SHORT TASK:
Reproduce each line from the records that holds "pelo".

[Collected data]
-=-=-

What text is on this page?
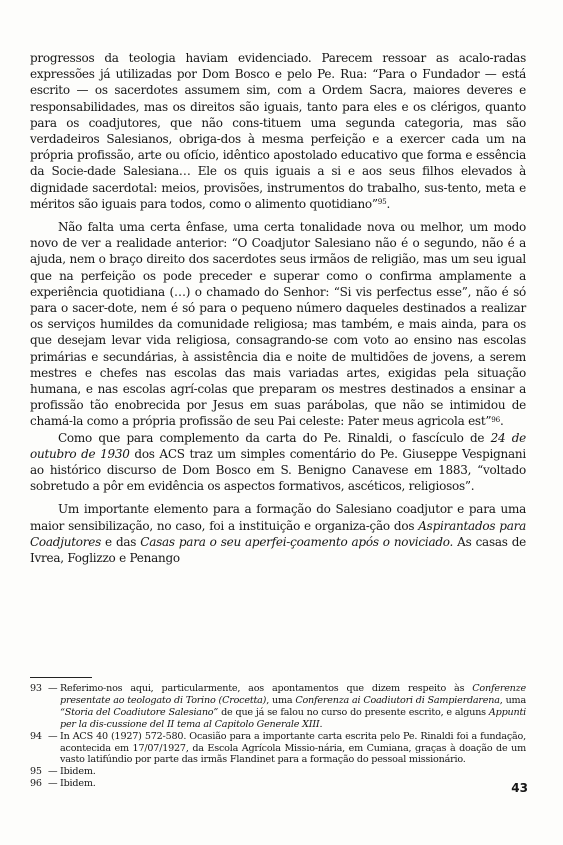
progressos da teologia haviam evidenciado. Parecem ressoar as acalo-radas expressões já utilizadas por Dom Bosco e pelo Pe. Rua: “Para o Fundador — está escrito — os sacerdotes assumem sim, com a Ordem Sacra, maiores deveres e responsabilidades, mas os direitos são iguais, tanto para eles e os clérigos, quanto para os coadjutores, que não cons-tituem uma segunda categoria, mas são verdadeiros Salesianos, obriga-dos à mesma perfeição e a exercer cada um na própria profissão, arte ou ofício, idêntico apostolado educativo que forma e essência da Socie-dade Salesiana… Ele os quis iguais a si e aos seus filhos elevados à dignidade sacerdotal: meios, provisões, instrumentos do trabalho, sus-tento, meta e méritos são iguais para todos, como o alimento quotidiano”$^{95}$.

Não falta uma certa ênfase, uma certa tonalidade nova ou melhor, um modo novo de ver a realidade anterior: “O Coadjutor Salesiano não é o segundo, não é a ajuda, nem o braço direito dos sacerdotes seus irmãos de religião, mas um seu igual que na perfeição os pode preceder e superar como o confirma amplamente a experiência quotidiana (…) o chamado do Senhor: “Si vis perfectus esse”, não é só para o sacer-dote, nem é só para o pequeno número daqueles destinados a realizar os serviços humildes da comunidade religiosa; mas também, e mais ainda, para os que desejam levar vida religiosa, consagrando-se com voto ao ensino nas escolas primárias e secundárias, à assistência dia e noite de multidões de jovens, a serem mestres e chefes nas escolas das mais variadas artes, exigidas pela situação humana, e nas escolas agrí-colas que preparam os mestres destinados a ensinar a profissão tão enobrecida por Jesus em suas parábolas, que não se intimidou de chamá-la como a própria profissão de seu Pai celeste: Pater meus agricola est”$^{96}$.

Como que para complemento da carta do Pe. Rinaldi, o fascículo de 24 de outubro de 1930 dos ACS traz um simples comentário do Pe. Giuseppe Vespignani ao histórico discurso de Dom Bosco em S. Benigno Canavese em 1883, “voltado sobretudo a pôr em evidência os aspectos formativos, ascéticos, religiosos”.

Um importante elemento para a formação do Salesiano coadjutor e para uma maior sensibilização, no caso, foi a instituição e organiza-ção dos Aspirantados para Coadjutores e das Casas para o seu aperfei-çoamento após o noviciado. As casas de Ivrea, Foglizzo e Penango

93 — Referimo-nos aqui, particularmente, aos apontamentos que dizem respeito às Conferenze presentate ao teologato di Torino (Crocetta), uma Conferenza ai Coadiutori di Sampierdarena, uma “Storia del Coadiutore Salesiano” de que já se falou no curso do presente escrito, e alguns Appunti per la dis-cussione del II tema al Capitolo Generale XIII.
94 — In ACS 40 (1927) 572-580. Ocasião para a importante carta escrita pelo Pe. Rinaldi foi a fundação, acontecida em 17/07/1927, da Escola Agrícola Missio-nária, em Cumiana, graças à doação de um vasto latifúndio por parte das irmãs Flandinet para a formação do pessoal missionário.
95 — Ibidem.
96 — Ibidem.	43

-=-=-

RESPONSE:
progressos da teologia haviam evidenciado. Parecem ressoar as acalo-radas expressões já utilizadas por Dom Bosco e pelo Pe. Rua: “Para o Fundador — está escrito — os sacerdotes assumem sim, com a Ordem Sacra, maiores deveres e responsabilidades, mas os direitos são iguais, tanto para eles e os clérigos, quanto para os coadjutores, que não cons-tituem uma segunda categoria, mas são verdadeiros Salesianos, obriga-dos à mesma perfeição e a exercer cada um na própria profissão, arte ou ofício, idêntico apostolado educativo que forma e essência da Socie-dade Salesiana… Ele os quis iguais a si e aos seus filhos elevados à dignidade sacerdotal: meios, provisões, instrumentos do trabalho, sus-tento, meta e méritos são iguais para todos, como o alimento quotidiano”$^{95}$.
94 — In ACS 40 (1927) 572-580. Ocasião para a importante carta escrita pelo Pe. Rinaldi foi a fundação, acontecida em 17/07/1927, da Escola Agrícola Missio-nária, em Cumiana, graças à doação de um vasto latifúndio por parte das irmãs Flandinet para a formação do pessoal missionário.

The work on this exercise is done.